### Task details
Transcribe all of the material exactly.

### Raw data

begin

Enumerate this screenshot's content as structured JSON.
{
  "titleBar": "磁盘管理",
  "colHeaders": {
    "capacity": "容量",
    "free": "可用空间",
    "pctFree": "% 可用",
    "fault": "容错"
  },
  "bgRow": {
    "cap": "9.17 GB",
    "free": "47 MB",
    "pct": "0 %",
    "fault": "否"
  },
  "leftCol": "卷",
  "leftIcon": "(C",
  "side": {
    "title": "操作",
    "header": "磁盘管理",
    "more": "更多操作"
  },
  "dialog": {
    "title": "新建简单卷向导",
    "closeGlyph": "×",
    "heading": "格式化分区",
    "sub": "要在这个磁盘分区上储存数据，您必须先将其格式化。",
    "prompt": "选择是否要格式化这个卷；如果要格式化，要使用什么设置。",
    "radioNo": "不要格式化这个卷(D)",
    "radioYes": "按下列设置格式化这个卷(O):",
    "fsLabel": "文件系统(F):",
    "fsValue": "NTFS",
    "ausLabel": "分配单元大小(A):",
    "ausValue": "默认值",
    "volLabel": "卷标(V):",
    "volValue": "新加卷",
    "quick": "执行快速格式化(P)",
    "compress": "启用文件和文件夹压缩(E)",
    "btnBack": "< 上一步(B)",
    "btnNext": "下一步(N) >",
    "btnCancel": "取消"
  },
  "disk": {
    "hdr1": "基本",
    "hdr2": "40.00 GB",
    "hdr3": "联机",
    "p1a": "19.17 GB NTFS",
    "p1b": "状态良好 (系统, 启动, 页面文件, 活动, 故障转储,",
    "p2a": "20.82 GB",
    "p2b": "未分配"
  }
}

end

### Exercise result
Enumerate this screenshot's content as structured JSON.
{
  "titleBar": "磁盘管理",
  "colHeaders": {
    "capacity": "容量",
    "free": "可用空间",
    "pctFree": "% 可用",
    "fault": "容错"
  },
  "bgRow": {
    "cap": "9.17 GB",
    "free": "47 MB",
    "pct": "0 %",
    "fault": "否"
  },
  "leftCol": "卷",
  "leftIcon": "(C",
  "side": {
    "title": "操作",
    "header": "磁盘管理",
    "more": "更多操作"
  },
  "dialog": {
    "title": "新建简单卷向导",
    "closeGlyph": "×",
    "heading": "格式化分区",
    "sub": "要在这个磁盘分区上储存数据，您必须先将其格式化。",
    "prompt": "选择是否要格式化这个卷；如果要格式化，要使用什么设置。",
    "radioNo": "不要格式化这个卷(D)",
    "radioYes": "按下列设置格式化这个卷(O):",
    "fsLabel": "文件系统(F):",
    "fsValue": "NTFS",
    "ausLabel": "分配单元大小(A):",
    "ausValue": "默认值",
    "volLabel": "卷标(V):",
    "volValue": "新加卷",
    "quick": "执行快速格式化(P)",
    "compress": "启用文件和文件夹压缩(E)",
    "btnBack": "< 上一步(B)",
    "btnNext": "下一步(N) >",
    "btnCancel": "取消"
  },
  "disk": {
    "hdr1": "基本",
    "hdr2": "40.00 GB",
    "hdr3": "联机",
    "p1a": "19.17 GB NTFS",
    "p1b": "状态良好 (系统, 启动, 页面文件, 活动, 故障转储,",
    "p2a": "20.82 GB",
    "p2b": "未分配"
  }
}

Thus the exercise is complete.